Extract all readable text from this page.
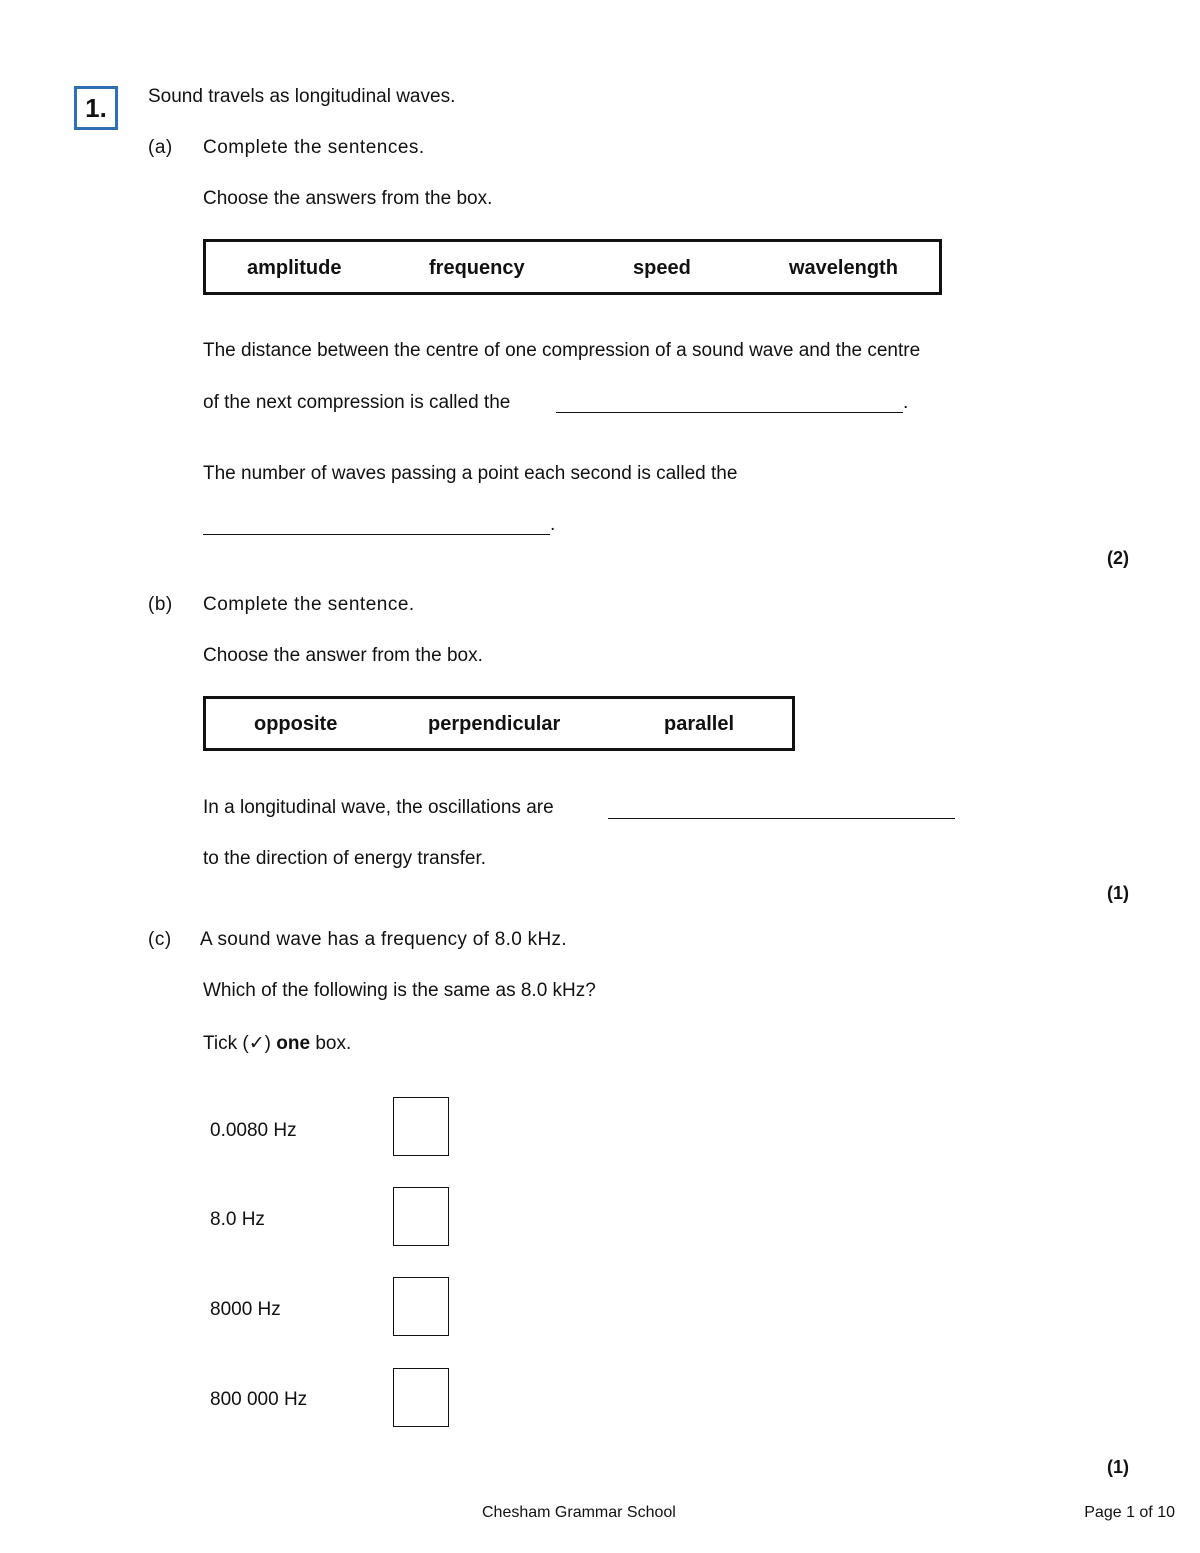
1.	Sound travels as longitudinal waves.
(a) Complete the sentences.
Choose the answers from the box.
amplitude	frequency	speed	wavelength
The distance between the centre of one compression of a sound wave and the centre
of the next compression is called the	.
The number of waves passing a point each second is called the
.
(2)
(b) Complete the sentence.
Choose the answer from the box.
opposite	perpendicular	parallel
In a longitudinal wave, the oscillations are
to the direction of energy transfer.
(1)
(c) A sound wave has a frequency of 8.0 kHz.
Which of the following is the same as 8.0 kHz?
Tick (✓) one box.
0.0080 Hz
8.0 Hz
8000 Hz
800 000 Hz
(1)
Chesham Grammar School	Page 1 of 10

++++++++++

■ **DIRECTIONS FOR THIS TASK**: Write out each line of the data exactly; the images should be left out.

■ **SOLUTION TO THIS PROBLEM**:
Extract all readable text from this page.
1.	Sound travels as longitudinal waves.
(a) Complete the sentences.
Choose the answers from the box.
amplitude	frequency	speed	wavelength
The distance between the centre of one compression of a sound wave and the centre
of the next compression is called the	.
The number of waves passing a point each second is called the
.
(2)
(b) Complete the sentence.
Choose the answer from the box.
opposite	perpendicular	parallel
In a longitudinal wave, the oscillations are
to the direction of energy transfer.
(1)
(c) A sound wave has a frequency of 8.0 kHz.
Which of the following is the same as 8.0 kHz?
Tick (✓) one box.
0.0080 Hz
8.0 Hz
8000 Hz
800 000 Hz
(1)
Chesham Grammar School	Page 1 of 10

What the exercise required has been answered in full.